** Start **

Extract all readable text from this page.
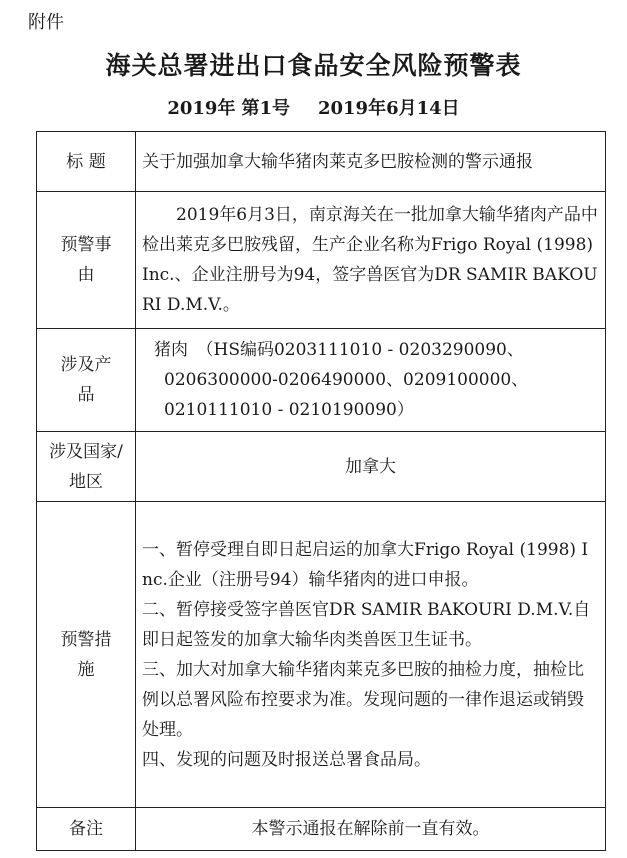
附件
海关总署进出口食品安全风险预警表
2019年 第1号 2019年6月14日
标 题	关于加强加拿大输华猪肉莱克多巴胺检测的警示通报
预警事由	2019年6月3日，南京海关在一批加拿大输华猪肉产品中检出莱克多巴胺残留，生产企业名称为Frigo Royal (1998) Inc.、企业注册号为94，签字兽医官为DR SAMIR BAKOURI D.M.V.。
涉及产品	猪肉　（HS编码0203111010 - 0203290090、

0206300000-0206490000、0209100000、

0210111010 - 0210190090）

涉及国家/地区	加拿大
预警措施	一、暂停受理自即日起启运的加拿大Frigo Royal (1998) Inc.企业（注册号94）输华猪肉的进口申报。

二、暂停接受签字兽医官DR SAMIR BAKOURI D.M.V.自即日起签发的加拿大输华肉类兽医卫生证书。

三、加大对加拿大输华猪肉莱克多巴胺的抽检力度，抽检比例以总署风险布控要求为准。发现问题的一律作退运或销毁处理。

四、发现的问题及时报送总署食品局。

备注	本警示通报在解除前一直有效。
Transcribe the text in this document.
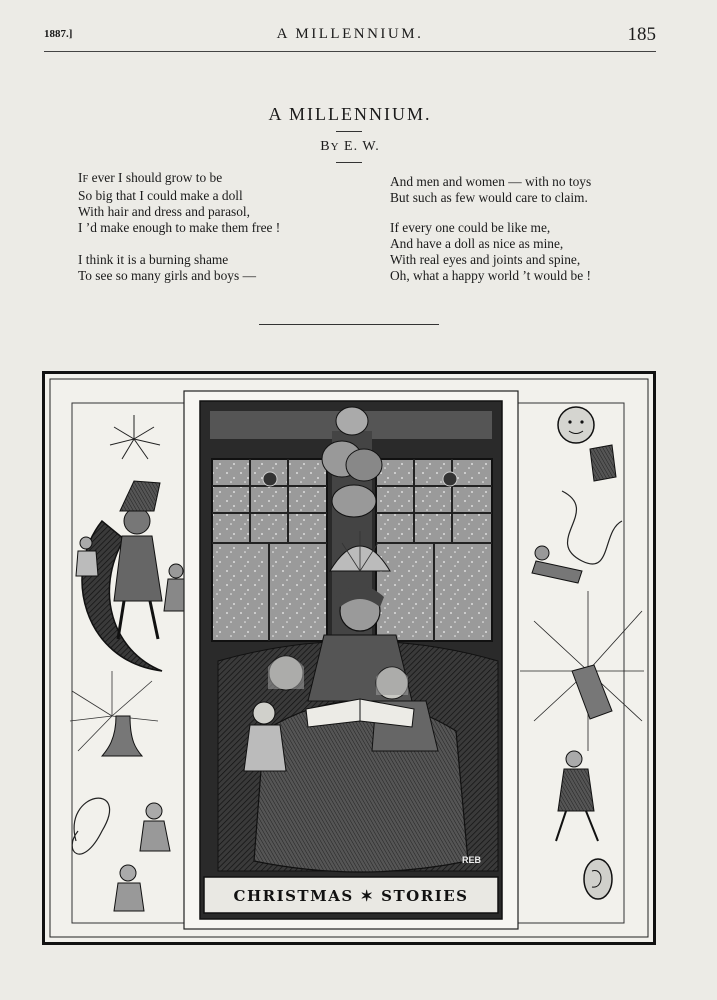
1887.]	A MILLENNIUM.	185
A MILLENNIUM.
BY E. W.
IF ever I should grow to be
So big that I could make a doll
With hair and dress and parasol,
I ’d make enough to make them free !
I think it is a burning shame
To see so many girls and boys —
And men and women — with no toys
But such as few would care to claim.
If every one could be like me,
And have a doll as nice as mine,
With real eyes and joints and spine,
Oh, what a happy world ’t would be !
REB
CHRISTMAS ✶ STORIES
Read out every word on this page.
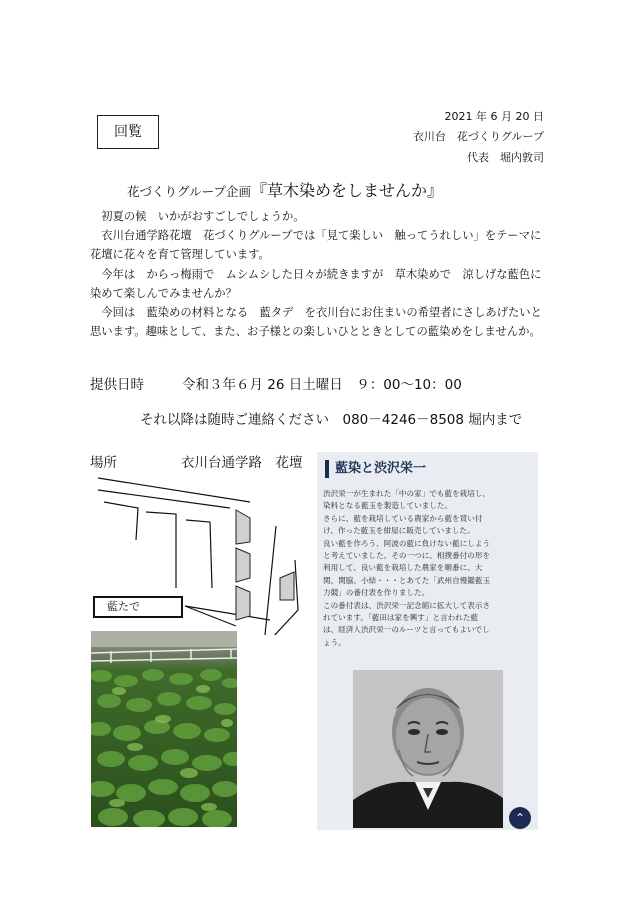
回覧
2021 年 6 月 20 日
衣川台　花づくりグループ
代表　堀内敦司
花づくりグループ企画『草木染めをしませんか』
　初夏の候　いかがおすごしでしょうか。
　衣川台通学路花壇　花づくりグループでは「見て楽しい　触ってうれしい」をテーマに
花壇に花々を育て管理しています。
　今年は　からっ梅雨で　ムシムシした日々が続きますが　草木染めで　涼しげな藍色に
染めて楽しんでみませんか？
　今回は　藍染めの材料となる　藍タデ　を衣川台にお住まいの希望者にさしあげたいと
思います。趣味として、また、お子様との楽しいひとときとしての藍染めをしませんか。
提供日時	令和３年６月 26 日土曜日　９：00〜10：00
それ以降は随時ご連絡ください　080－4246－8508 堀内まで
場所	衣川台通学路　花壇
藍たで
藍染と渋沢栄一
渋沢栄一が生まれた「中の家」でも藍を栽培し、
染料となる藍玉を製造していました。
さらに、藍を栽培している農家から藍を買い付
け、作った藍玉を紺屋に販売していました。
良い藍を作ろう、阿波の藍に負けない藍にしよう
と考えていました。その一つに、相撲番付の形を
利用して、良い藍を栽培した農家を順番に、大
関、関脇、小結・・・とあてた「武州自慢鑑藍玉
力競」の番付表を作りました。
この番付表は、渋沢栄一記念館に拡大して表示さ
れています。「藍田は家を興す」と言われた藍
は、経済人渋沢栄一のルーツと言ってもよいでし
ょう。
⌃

** End **

▶ _WORK INSTRUCTIONS_:
Leave the pictures out, and print every line of the listing exactly as written.

▶ _RESULT FOR THIS EXERCISE_:
Extract all readable text from this page.
附件
海关总署进出口食品安全风险预警表
2019年 第1号 2019年6月14日
标 题	关于加强加拿大输华猪肉莱克多巴胺检测的警示通报
预警事由	2019年6月3日，南京海关在一批加拿大输华猪肉产品中检出莱克多巴胺残留，生产企业名称为Frigo Royal (1998) Inc.、企业注册号为94，签字兽医官为DR SAMIR BAKOURI D.M.V.。
涉及产品	猪肉　（HS编码0203111010 - 0203290090、

0206300000-0206490000、0209100000、

0210111010 - 0210190090）

涉及国家/地区	加拿大
预警措施	一、暂停受理自即日起启运的加拿大Frigo Royal (1998) Inc.企业（注册号94）输华猪肉的进口申报。

二、暂停接受签字兽医官DR SAMIR BAKOURI D.M.V.自即日起签发的加拿大输华肉类兽医卫生证书。

三、加大对加拿大输华猪肉莱克多巴胺的抽检力度，抽检比例以总署风险布控要求为准。发现问题的一律作退运或销毁处理。

四、发现的问题及时报送总署食品局。

备注	本警示通报在解除前一直有效。
Transcribe the text in this document.
1887.]	A MILLENNIUM.	185
A MILLENNIUM.
BY E. W.
IF ever I should grow to be
So big that I could make a doll
With hair and dress and parasol,
I ’d make enough to make them free !
I think it is a burning shame
To see so many girls and boys —
And men and women — with no toys
But such as few would care to claim.
If every one could be like me,
And have a doll as nice as mine,
With real eyes and joints and spine,
Oh, what a happy world ’t would be !
REB
CHRISTMAS ✶ STORIES
Read out every word on this page.
回覧
2021 年 6 月 20 日
衣川台　花づくりグループ
代表　堀内敦司
花づくりグループ企画『草木染めをしませんか』
　初夏の候　いかがおすごしでしょうか。
　衣川台通学路花壇　花づくりグループでは「見て楽しい　触ってうれしい」をテーマに
花壇に花々を育て管理しています。
　今年は　からっ梅雨で　ムシムシした日々が続きますが　草木染めで　涼しげな藍色に
染めて楽しんでみませんか？
　今回は　藍染めの材料となる　藍タデ　を衣川台にお住まいの希望者にさしあげたいと
思います。趣味として、また、お子様との楽しいひとときとしての藍染めをしませんか。
提供日時	令和３年６月 26 日土曜日　９：00〜10：00
それ以降は随時ご連絡ください　080－4246－8508 堀内まで
場所	衣川台通学路　花壇
藍たで
藍染と渋沢栄一
渋沢栄一が生まれた「中の家」でも藍を栽培し、
染料となる藍玉を製造していました。
さらに、藍を栽培している農家から藍を買い付
け、作った藍玉を紺屋に販売していました。
良い藍を作ろう、阿波の藍に負けない藍にしよう
と考えていました。その一つに、相撲番付の形を
利用して、良い藍を栽培した農家を順番に、大
関、関脇、小結・・・とあてた「武州自慢鑑藍玉
力競」の番付表を作りました。
この番付表は、渋沢栄一記念館に拡大して表示さ
れています。「藍田は家を興す」と言われた藍
は、経済人渋沢栄一のルーツと言ってもよいでし
ょう。
⌃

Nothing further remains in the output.